— Begin GIVEN ENTRIES —

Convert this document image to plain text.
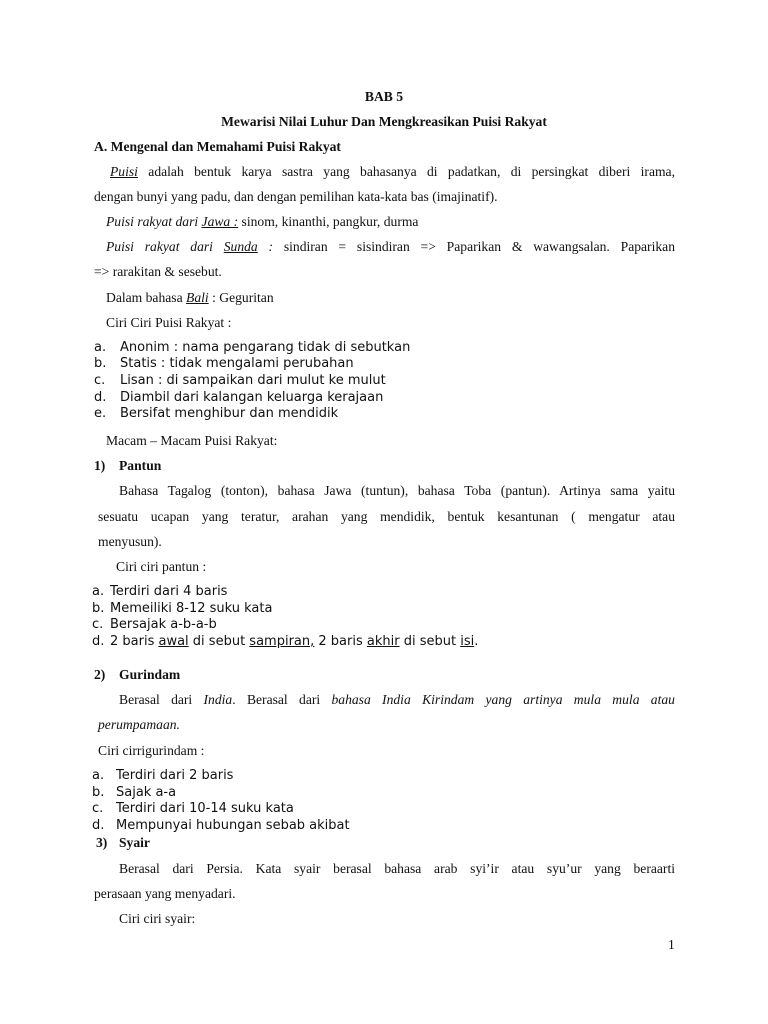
BAB 5
Mewarisi Nilai Luhur Dan Mengkreasikan Puisi Rakyat
A. Mengenal dan Memahami Puisi Rakyat
Puisi adalah bentuk karya sastra yang bahasanya di padatkan, di persingkat diberi irama,
dengan bunyi yang padu, dan dengan pemilihan kata-kata bas (imajinatif).
Puisi rakyat dari Jawa : sinom, kinanthi, pangkur, durma
Puisi rakyat dari Sunda : sindiran = sisindiran => Paparikan & wawangsalan. Paparikan
=> rarakitan & sesebut.
Dalam bahasa Bali : Geguritan
Ciri Ciri Puisi Rakyat :
a. Anonim : nama pengarang tidak di sebutkan
b. Statis : tidak mengalami perubahan
c. Lisan : di sampaikan dari mulut ke mulut
d. Diambil dari kalangan keluarga kerajaan
e. Bersifat menghibur dan mendidik
Macam – Macam Puisi Rakyat:
1) Pantun
Bahasa Tagalog (tonton), bahasa Jawa (tuntun), bahasa Toba (pantun). Artinya sama yaitu
sesuatu ucapan yang teratur, arahan yang mendidik, bentuk kesantunan ( mengatur atau
menyusun).
Ciri ciri pantun :
a. Terdiri dari 4 baris
b. Memeiliki 8-12 suku kata
c. Bersajak a-b-a-b
d. 2 baris awal di sebut sampiran, 2 baris akhir di sebut isi.
2) Gurindam
Berasal dari India. Berasal dari bahasa India Kirindam yang artinya mula mula atau
perumpamaan.
Ciri cirrigurindam :
a. Terdiri dari 2 baris
b. Sajak a-a
c. Terdiri dari 10-14 suku kata
d. Mempunyai hubungan sebab akibat
3) Syair
Berasal dari Persia. Kata syair berasal bahasa arab syi’ir atau syu’ur yang beraarti
perasaan yang menyadari.
Ciri ciri syair:
1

— End GIVEN ENTRIES —

THE REQUEST:
Every line above should be repeated exactly; pictures stay out of the copy.

EXERCISE ANSWER:
Convert this document image to plain text.
BAB 5
Mewarisi Nilai Luhur Dan Mengkreasikan Puisi Rakyat
A. Mengenal dan Memahami Puisi Rakyat
Puisi adalah bentuk karya sastra yang bahasanya di padatkan, di persingkat diberi irama,
dengan bunyi yang padu, dan dengan pemilihan kata-kata bas (imajinatif).
Puisi rakyat dari Jawa : sinom, kinanthi, pangkur, durma
Puisi rakyat dari Sunda : sindiran = sisindiran => Paparikan & wawangsalan. Paparikan
=> rarakitan & sesebut.
Dalam bahasa Bali : Geguritan
Ciri Ciri Puisi Rakyat :
a. Anonim : nama pengarang tidak di sebutkan
b. Statis : tidak mengalami perubahan
c. Lisan : di sampaikan dari mulut ke mulut
d. Diambil dari kalangan keluarga kerajaan
e. Bersifat menghibur dan mendidik
Macam – Macam Puisi Rakyat:
1) Pantun
Bahasa Tagalog (tonton), bahasa Jawa (tuntun), bahasa Toba (pantun). Artinya sama yaitu
sesuatu ucapan yang teratur, arahan yang mendidik, bentuk kesantunan ( mengatur atau
menyusun).
Ciri ciri pantun :
a. Terdiri dari 4 baris
b. Memeiliki 8-12 suku kata
c. Bersajak a-b-a-b
d. 2 baris awal di sebut sampiran, 2 baris akhir di sebut isi.
2) Gurindam
Berasal dari India. Berasal dari bahasa India Kirindam yang artinya mula mula atau
perumpamaan.
Ciri cirrigurindam :
a. Terdiri dari 2 baris
b. Sajak a-a
c. Terdiri dari 10-14 suku kata
d. Mempunyai hubungan sebab akibat
3) Syair
Berasal dari Persia. Kata syair berasal bahasa arab syi’ir atau syu’ur yang beraarti
perasaan yang menyadari.
Ciri ciri syair:
1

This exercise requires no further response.